• _To do_
Write only the number of lines holding the string "screenshot".

• _Supplied records_
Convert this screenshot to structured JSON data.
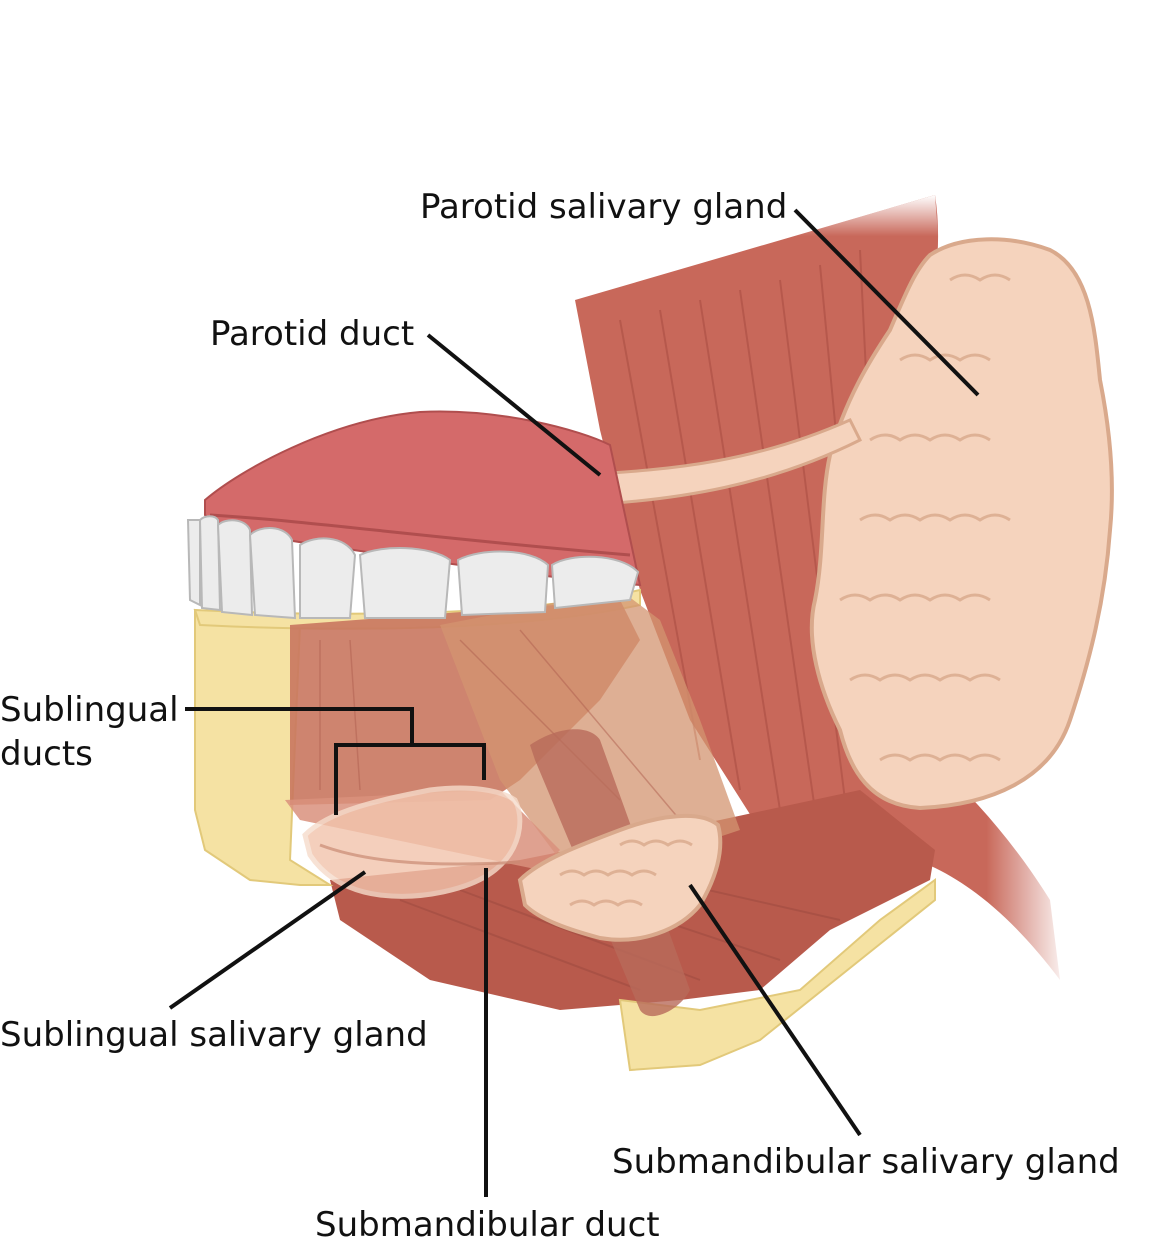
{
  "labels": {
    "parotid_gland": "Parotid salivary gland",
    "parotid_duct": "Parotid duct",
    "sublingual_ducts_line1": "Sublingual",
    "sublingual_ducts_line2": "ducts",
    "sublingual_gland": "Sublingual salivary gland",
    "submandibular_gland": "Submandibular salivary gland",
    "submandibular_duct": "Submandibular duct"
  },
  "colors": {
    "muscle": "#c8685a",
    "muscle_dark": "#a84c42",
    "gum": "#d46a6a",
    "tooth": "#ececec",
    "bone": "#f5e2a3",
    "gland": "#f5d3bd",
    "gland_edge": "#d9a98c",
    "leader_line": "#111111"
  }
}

* * *

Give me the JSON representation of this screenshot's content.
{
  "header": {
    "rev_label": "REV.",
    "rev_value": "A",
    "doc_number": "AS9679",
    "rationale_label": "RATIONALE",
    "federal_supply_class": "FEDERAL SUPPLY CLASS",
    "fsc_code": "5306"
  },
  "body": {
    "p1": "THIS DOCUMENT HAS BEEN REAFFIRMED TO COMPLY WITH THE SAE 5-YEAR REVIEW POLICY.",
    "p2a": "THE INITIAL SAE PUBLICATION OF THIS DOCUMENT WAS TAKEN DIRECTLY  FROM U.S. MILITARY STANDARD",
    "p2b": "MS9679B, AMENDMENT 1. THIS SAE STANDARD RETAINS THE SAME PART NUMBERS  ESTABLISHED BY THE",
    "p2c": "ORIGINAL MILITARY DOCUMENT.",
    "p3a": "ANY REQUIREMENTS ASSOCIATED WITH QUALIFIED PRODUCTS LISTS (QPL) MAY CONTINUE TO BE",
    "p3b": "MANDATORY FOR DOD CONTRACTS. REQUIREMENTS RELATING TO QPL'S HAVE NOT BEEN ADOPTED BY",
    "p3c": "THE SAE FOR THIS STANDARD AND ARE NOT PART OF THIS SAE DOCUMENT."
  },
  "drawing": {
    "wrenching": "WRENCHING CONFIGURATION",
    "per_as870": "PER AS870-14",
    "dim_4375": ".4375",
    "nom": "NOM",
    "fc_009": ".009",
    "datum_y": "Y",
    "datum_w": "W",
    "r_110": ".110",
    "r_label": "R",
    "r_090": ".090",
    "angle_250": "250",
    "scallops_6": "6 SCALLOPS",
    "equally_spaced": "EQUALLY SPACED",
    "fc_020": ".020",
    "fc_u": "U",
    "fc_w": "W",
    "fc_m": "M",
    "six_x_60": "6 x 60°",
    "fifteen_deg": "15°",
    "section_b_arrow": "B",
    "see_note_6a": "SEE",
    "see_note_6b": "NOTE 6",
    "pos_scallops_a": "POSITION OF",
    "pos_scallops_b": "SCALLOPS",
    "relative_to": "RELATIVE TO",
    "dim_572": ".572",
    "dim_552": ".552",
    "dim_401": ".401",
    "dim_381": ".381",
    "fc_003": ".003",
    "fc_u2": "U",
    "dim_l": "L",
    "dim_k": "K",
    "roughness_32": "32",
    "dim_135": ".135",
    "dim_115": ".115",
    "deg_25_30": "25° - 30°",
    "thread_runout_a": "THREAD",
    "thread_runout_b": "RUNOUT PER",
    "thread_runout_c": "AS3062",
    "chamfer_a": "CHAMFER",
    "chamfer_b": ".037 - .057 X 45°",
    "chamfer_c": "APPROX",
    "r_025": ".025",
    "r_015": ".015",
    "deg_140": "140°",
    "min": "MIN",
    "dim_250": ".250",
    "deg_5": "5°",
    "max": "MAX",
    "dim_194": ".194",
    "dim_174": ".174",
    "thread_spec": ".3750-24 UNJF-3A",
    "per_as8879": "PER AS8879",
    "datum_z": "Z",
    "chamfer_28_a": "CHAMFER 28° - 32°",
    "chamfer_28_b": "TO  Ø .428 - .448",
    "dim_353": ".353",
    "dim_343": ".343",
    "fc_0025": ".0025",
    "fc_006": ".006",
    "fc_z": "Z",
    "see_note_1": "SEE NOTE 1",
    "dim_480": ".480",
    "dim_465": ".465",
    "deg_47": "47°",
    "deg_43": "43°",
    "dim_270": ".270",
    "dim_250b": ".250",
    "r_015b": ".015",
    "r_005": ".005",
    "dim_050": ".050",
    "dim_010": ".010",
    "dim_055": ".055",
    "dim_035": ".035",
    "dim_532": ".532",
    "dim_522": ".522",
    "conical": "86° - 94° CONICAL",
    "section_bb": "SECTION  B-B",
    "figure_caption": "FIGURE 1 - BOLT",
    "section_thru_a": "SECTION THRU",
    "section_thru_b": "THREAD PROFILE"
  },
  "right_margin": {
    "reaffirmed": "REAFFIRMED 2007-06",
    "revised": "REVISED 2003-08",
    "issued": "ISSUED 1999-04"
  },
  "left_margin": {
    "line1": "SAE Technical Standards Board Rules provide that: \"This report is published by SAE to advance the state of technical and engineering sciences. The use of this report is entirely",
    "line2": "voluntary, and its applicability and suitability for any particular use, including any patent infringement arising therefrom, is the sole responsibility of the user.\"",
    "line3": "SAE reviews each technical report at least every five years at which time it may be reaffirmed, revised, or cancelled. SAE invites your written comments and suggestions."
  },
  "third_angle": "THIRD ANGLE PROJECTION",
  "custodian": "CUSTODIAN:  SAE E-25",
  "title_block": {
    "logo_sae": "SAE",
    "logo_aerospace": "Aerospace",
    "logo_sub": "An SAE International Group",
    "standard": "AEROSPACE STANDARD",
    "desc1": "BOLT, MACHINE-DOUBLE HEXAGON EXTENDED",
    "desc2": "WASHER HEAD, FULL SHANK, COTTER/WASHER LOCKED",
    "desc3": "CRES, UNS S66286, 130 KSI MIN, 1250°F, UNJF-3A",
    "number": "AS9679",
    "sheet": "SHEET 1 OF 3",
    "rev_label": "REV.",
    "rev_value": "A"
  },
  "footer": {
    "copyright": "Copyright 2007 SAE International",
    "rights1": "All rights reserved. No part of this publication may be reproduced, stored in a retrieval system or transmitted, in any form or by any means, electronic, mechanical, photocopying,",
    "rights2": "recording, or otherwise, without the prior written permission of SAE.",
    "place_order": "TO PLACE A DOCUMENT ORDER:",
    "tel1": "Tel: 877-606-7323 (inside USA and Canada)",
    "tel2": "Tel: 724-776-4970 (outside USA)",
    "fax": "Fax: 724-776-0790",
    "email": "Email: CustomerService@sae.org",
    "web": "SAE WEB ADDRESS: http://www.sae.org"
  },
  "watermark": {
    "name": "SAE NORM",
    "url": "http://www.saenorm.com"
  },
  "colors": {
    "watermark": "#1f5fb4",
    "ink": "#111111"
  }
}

• _Task solution_
2